WORK REQUIRED: Could you output each line of the data that follows exactly?

* Start *

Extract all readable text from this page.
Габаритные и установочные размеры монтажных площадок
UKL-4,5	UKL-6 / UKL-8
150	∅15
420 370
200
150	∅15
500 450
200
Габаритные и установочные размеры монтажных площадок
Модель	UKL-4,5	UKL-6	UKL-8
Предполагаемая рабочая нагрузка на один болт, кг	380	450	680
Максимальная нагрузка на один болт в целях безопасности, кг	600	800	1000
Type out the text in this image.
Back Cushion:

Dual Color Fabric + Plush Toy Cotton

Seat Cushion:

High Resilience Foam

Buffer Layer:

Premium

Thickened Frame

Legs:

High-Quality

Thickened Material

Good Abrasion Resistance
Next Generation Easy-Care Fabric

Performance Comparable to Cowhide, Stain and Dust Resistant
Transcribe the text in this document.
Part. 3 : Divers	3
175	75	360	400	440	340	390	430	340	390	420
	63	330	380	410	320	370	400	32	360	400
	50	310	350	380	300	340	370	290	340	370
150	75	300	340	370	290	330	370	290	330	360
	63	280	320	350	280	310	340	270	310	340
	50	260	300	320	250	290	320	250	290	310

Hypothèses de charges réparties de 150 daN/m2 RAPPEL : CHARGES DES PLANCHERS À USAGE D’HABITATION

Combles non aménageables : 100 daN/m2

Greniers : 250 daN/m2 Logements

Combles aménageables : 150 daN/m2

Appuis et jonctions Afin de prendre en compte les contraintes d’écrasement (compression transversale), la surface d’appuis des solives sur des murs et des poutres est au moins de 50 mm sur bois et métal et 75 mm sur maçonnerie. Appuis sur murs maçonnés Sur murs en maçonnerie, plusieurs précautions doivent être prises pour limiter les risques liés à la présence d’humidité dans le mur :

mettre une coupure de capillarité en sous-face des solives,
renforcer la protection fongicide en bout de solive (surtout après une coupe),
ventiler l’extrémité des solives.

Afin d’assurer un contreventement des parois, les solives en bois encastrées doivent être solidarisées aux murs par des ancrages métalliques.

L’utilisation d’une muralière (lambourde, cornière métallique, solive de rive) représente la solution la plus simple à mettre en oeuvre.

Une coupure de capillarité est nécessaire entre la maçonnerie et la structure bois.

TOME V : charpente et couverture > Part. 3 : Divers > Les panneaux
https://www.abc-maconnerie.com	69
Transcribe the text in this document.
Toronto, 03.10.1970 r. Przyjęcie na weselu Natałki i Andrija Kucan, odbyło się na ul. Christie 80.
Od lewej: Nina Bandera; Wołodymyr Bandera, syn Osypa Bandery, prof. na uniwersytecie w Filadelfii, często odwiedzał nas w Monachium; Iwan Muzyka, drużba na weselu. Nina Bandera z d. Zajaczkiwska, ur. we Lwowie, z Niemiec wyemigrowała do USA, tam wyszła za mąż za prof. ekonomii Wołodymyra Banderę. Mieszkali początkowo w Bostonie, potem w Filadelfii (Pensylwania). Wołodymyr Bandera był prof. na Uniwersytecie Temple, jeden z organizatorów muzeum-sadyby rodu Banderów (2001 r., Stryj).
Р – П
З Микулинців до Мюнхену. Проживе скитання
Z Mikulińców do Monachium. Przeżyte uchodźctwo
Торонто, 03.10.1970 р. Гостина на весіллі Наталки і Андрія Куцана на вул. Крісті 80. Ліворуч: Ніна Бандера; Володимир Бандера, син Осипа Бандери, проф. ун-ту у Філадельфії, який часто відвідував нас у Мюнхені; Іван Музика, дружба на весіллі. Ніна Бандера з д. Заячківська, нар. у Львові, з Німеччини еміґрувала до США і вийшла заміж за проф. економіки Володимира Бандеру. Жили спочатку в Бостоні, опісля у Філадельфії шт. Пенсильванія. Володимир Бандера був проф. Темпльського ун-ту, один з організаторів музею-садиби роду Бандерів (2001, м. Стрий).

* End *

TASK RESPONSE:
Extract all readable text from this page.
Габаритные и установочные размеры монтажных площадок
UKL-4,5	UKL-6 / UKL-8
150	∅15
420 370
200
150	∅15
500 450
200
Габаритные и установочные размеры монтажных площадок
Модель	UKL-4,5	UKL-6	UKL-8
Предполагаемая рабочая нагрузка на один болт, кг	380	450	680
Максимальная нагрузка на один болт в целях безопасности, кг	600	800	1000
Type out the text in this image.
Back Cushion:

Dual Color Fabric + Plush Toy Cotton

Seat Cushion:

High Resilience Foam

Buffer Layer:

Premium

Thickened Frame

Legs:

High-Quality

Thickened Material

Good Abrasion Resistance
Next Generation Easy-Care Fabric

Performance Comparable to Cowhide, Stain and Dust Resistant
Transcribe the text in this document.
Part. 3 : Divers	3
175	75	360	400	440	340	390	430	340	390	420
	63	330	380	410	320	370	400	32	360	400
	50	310	350	380	300	340	370	290	340	370
150	75	300	340	370	290	330	370	290	330	360
	63	280	320	350	280	310	340	270	310	340
	50	260	300	320	250	290	320	250	290	310

Hypothèses de charges réparties de 150 daN/m2 RAPPEL : CHARGES DES PLANCHERS À USAGE D’HABITATION

Combles non aménageables : 100 daN/m2

Greniers : 250 daN/m2 Logements

Combles aménageables : 150 daN/m2

Appuis et jonctions Afin de prendre en compte les contraintes d’écrasement (compression transversale), la surface d’appuis des solives sur des murs et des poutres est au moins de 50 mm sur bois et métal et 75 mm sur maçonnerie. Appuis sur murs maçonnés Sur murs en maçonnerie, plusieurs précautions doivent être prises pour limiter les risques liés à la présence d’humidité dans le mur :

mettre une coupure de capillarité en sous-face des solives,
renforcer la protection fongicide en bout de solive (surtout après une coupe),
ventiler l’extrémité des solives.

Afin d’assurer un contreventement des parois, les solives en bois encastrées doivent être solidarisées aux murs par des ancrages métalliques.

L’utilisation d’une muralière (lambourde, cornière métallique, solive de rive) représente la solution la plus simple à mettre en oeuvre.

Une coupure de capillarité est nécessaire entre la maçonnerie et la structure bois.

TOME V : charpente et couverture > Part. 3 : Divers > Les panneaux
https://www.abc-maconnerie.com	69
Transcribe the text in this document.
Toronto, 03.10.1970 r. Przyjęcie na weselu Natałki i Andrija Kucan, odbyło się na ul. Christie 80.
Od lewej: Nina Bandera; Wołodymyr Bandera, syn Osypa Bandery, prof. na uniwersytecie w Filadelfii, często odwiedzał nas w Monachium; Iwan Muzyka, drużba na weselu. Nina Bandera z d. Zajaczkiwska, ur. we Lwowie, z Niemiec wyemigrowała do USA, tam wyszła za mąż za prof. ekonomii Wołodymyra Banderę. Mieszkali początkowo w Bostonie, potem w Filadelfii (Pensylwania). Wołodymyr Bandera był prof. na Uniwersytecie Temple, jeden z organizatorów muzeum-sadyby rodu Banderów (2001 r., Stryj).
Р – П
З Микулинців до Мюнхену. Проживе скитання
Z Mikulińców do Monachium. Przeżyte uchodźctwo
Торонто, 03.10.1970 р. Гостина на весіллі Наталки і Андрія Куцана на вул. Крісті 80. Ліворуч: Ніна Бандера; Володимир Бандера, син Осипа Бандери, проф. ун-ту у Філадельфії, який часто відвідував нас у Мюнхені; Іван Музика, дружба на весіллі. Ніна Бандера з д. Заячківська, нар. у Львові, з Німеччини еміґрувала до США і вийшла заміж за проф. економіки Володимира Бандеру. Жили спочатку в Бостоні, опісля у Філадельфії шт. Пенсильванія. Володимир Бандера був проф. Темпльського ун-ту, один з організаторів музею-садиби роду Бандерів (2001, м. Стрий).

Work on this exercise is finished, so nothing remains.